→ EXERCISE
Pull out from the material below all lines with "this".

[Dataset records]
——
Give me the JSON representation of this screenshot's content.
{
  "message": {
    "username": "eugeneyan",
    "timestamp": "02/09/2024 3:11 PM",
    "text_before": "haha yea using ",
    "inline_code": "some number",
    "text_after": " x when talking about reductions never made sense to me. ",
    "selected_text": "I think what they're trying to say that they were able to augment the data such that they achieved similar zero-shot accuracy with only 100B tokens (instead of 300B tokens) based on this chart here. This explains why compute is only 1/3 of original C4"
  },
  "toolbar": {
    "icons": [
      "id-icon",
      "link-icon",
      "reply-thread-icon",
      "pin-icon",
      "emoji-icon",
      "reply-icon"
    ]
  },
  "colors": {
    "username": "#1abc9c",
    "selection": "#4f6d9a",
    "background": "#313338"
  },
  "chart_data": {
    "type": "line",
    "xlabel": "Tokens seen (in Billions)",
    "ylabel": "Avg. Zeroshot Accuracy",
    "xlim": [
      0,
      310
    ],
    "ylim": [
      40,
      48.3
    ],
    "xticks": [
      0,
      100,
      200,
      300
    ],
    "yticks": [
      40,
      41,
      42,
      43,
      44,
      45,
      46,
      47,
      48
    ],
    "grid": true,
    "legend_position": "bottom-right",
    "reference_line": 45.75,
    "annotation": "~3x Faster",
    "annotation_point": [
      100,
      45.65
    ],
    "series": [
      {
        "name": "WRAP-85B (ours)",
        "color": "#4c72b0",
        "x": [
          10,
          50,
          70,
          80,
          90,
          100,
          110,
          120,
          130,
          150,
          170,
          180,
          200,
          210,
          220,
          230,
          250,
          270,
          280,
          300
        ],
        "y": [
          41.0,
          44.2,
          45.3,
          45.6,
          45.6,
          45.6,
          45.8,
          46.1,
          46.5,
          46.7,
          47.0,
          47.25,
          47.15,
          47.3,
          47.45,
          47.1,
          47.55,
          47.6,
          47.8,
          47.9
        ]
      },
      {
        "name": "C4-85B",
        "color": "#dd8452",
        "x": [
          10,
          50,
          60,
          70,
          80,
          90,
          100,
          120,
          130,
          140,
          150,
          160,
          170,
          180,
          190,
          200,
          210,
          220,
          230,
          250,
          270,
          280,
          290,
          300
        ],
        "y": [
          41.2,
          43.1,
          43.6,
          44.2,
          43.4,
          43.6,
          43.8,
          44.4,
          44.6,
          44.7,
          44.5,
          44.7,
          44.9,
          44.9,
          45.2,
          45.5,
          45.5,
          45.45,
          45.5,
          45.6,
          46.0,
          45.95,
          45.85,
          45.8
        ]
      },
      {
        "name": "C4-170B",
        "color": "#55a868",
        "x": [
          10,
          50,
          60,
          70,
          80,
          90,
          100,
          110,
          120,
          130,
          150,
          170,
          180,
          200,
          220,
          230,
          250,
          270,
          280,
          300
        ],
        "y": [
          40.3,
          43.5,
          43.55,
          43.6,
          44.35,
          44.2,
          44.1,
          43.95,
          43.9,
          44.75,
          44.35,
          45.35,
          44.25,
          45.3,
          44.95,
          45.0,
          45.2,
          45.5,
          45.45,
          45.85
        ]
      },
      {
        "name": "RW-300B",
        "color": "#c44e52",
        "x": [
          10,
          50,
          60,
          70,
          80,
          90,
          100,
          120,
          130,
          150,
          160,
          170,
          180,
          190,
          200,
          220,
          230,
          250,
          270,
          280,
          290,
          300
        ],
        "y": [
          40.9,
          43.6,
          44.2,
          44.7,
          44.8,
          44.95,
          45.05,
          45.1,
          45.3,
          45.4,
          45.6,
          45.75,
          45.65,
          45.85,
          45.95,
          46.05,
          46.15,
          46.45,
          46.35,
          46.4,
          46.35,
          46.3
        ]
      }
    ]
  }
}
——
→ WRITTEN ANSWER
Give me the JSON representation of this screenshot's content.
    "selected_text": "I think what they're trying to say that they were able to augment the data such that they achieved similar zero-shot accuracy with only 100B tokens (instead of 300B tokens) based on this chart here. This explains why compute is only 1/3 of original C4"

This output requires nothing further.